▶ _Record list_
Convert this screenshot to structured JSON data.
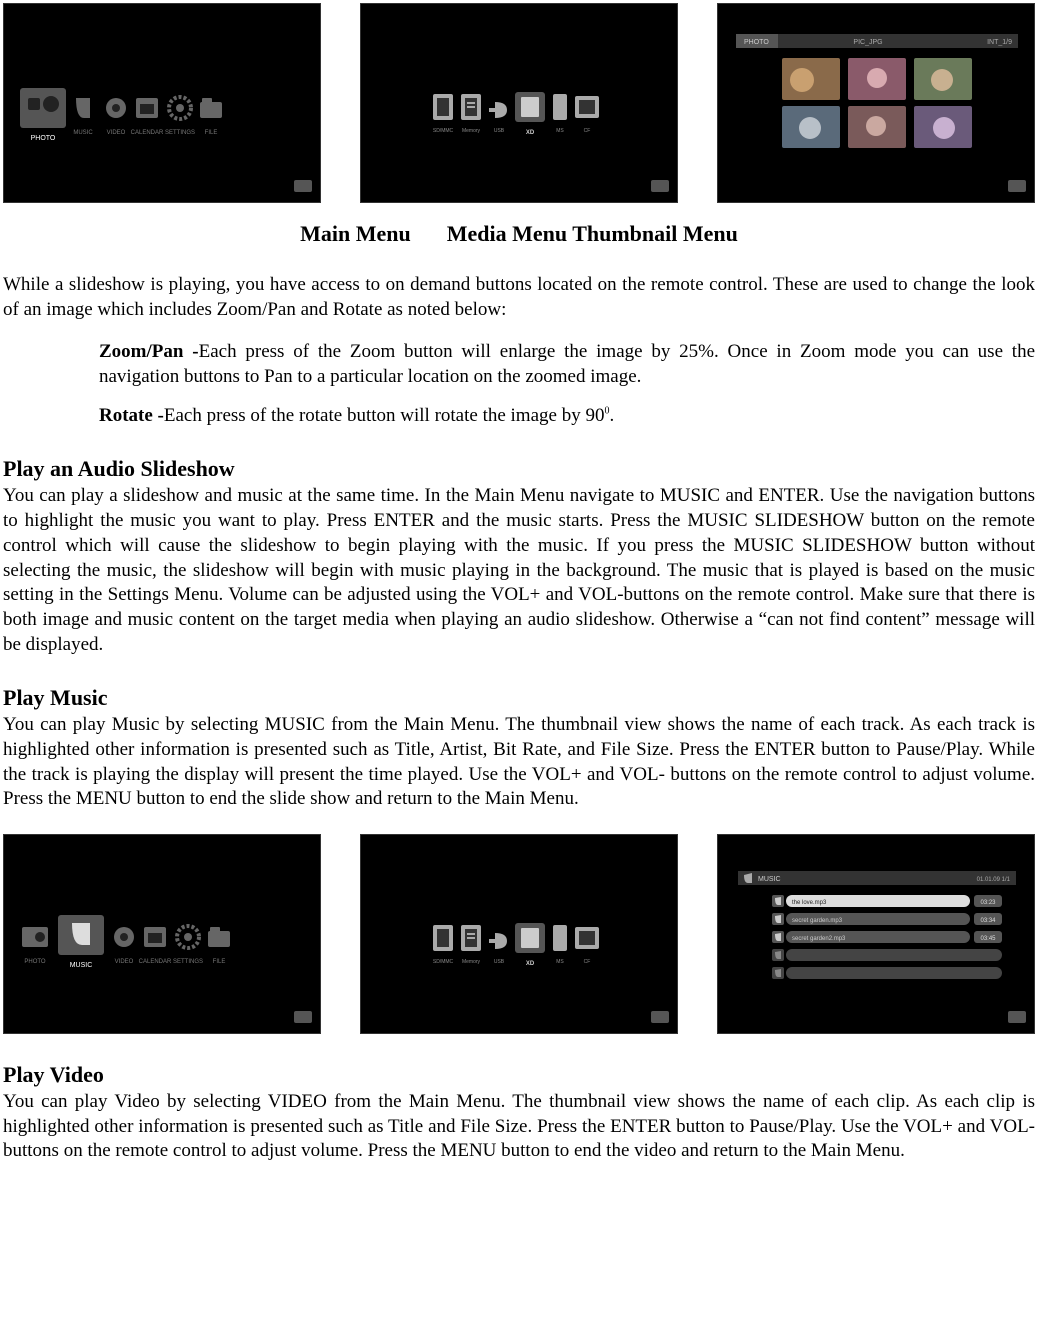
{
  "panels": {
    "row1": {
      "p1_icons": [
        "PHOTO",
        "MUSIC",
        "VIDEO",
        "CALENDAR",
        "SETTINGS",
        "FILE"
      ],
      "p2_source_icons": [
        "SD/MMC",
        "Memory",
        "USB",
        "XD",
        "MS",
        "CF"
      ],
      "p3_header": {
        "left": "PHOTO",
        "center": "PIC_JPG",
        "right": "INT_1/9"
      }
    },
    "row2": {
      "p1_icons": [
        "PHOTO",
        "MUSIC",
        "VIDEO",
        "CALENDAR",
        "SETTINGS",
        "FILE"
      ],
      "p2_source_icons": [
        "SD/MMC",
        "Memory",
        "USB",
        "XD",
        "MS",
        "CF"
      ],
      "p3_header": {
        "left": "MUSIC",
        "right": "01.01.09   1/1"
      },
      "p3_tracks": [
        {
          "title": "the love.mp3",
          "dur": "03:23"
        },
        {
          "title": "secret garden.mp3",
          "dur": "03:34"
        },
        {
          "title": "secret garden2.mp3",
          "dur": "03:45"
        },
        {
          "title": "",
          "dur": ""
        },
        {
          "title": "",
          "dur": ""
        }
      ]
    }
  },
  "menu_labels": {
    "a": "Main Menu",
    "b": "Media Menu Thumbnail Menu"
  },
  "intro": "While a slideshow is playing, you have access to on demand buttons located on the remote control. These are used to change the look of an image which includes Zoom/Pan and Rotate as noted below:",
  "zoom": {
    "label": "Zoom/Pan -",
    "body": "Each press of the Zoom button will enlarge the image by 25%. Once in Zoom mode you can use the navigation buttons to Pan to a particular location on the zoomed image."
  },
  "rotate": {
    "label": "Rotate -",
    "body_pre": "Each press of the rotate button will rotate the image by 90",
    "sup": "0",
    "body_post": "."
  },
  "sections": {
    "audio_slideshow": {
      "title": "Play an Audio Slideshow",
      "body": "You can play a slideshow and music at the same time. In the Main Menu navigate to MUSIC and ENTER. Use the navigation buttons to highlight the music you want to play. Press ENTER and the music starts. Press the MUSIC SLIDESHOW button on the remote control which will cause the slideshow to begin playing with the music. If you press the MUSIC SLIDESHOW button without selecting the music, the slideshow will begin with music playing in the background. The music that is played is based on the music setting in the Settings Menu. Volume can be adjusted using the VOL+ and VOL-buttons on the remote control. Make sure that there is both image and music content on the target media when playing an audio slideshow. Otherwise a “can not find content” message will be displayed."
    },
    "play_music": {
      "title": "Play Music",
      "body": "You can play Music by selecting MUSIC from the Main Menu. The thumbnail view shows the name of each track. As each track is highlighted other information is presented such as Title, Artist, Bit Rate, and File Size. Press the ENTER button to Pause/Play. While the track is playing the display will present the time played. Use the VOL+ and VOL- buttons on the remote control to adjust volume. Press the MENU button to end the slide show and return to the Main Menu."
    },
    "play_video": {
      "title": "Play Video",
      "body": "You can play Video by selecting VIDEO from the Main Menu. The thumbnail view shows the name of each clip. As each clip is highlighted other information is presented such as Title and File Size. Press the ENTER button to Pause/Play. Use the VOL+ and VOL- buttons on the remote control to adjust volume. Press the MENU button to end the video and return to the Main Menu."
    }
  }
}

▶ _Problem statement_
The records above should be reproduced exactly, with no pictures included.

▶ _Expected answer_
Convert this screenshot to structured JSON data.
{
  "panels": {
    "row1": {
      "p1_icons": [
        "PHOTO",
        "MUSIC",
        "VIDEO",
        "CALENDAR",
        "SETTINGS",
        "FILE"
      ],
      "p2_source_icons": [
        "SD/MMC",
        "Memory",
        "USB",
        "XD",
        "MS",
        "CF"
      ],
      "p3_header": {
        "left": "PHOTO",
        "center": "PIC_JPG",
        "right": "INT_1/9"
      }
    },
    "row2": {
      "p1_icons": [
        "PHOTO",
        "MUSIC",
        "VIDEO",
        "CALENDAR",
        "SETTINGS",
        "FILE"
      ],
      "p2_source_icons": [
        "SD/MMC",
        "Memory",
        "USB",
        "XD",
        "MS",
        "CF"
      ],
      "p3_header": {
        "left": "MUSIC",
        "right": "01.01.09   1/1"
      },
      "p3_tracks": [
        {
          "title": "the love.mp3",
          "dur": "03:23"
        },
        {
          "title": "secret garden.mp3",
          "dur": "03:34"
        },
        {
          "title": "secret garden2.mp3",
          "dur": "03:45"
        },
        {
          "title": "",
          "dur": ""
        },
        {
          "title": "",
          "dur": ""
        }
      ]
    }
  },
  "menu_labels": {
    "a": "Main Menu",
    "b": "Media Menu Thumbnail Menu"
  },
  "intro": "While a slideshow is playing, you have access to on demand buttons located on the remote control. These are used to change the look of an image which includes Zoom/Pan and Rotate as noted below:",
  "zoom": {
    "label": "Zoom/Pan -",
    "body": "Each press of the Zoom button will enlarge the image by 25%. Once in Zoom mode you can use the navigation buttons to Pan to a particular location on the zoomed image."
  },
  "rotate": {
    "label": "Rotate -",
    "body_pre": "Each press of the rotate button will rotate the image by 90",
    "sup": "0",
    "body_post": "."
  },
  "sections": {
    "audio_slideshow": {
      "title": "Play an Audio Slideshow",
      "body": "You can play a slideshow and music at the same time. In the Main Menu navigate to MUSIC and ENTER. Use the navigation buttons to highlight the music you want to play. Press ENTER and the music starts. Press the MUSIC SLIDESHOW button on the remote control which will cause the slideshow to begin playing with the music. If you press the MUSIC SLIDESHOW button without selecting the music, the slideshow will begin with music playing in the background. The music that is played is based on the music setting in the Settings Menu. Volume can be adjusted using the VOL+ and VOL-buttons on the remote control. Make sure that there is both image and music content on the target media when playing an audio slideshow. Otherwise a “can not find content” message will be displayed."
    },
    "play_music": {
      "title": "Play Music",
      "body": "You can play Music by selecting MUSIC from the Main Menu. The thumbnail view shows the name of each track. As each track is highlighted other information is presented such as Title, Artist, Bit Rate, and File Size. Press the ENTER button to Pause/Play. While the track is playing the display will present the time played. Use the VOL+ and VOL- buttons on the remote control to adjust volume. Press the MENU button to end the slide show and return to the Main Menu."
    },
    "play_video": {
      "title": "Play Video",
      "body": "You can play Video by selecting VIDEO from the Main Menu. The thumbnail view shows the name of each clip. As each clip is highlighted other information is presented such as Title and File Size. Press the ENTER button to Pause/Play. Use the VOL+ and VOL- buttons on the remote control to adjust volume. Press the MENU button to end the video and return to the Main Menu."
    }
  }
}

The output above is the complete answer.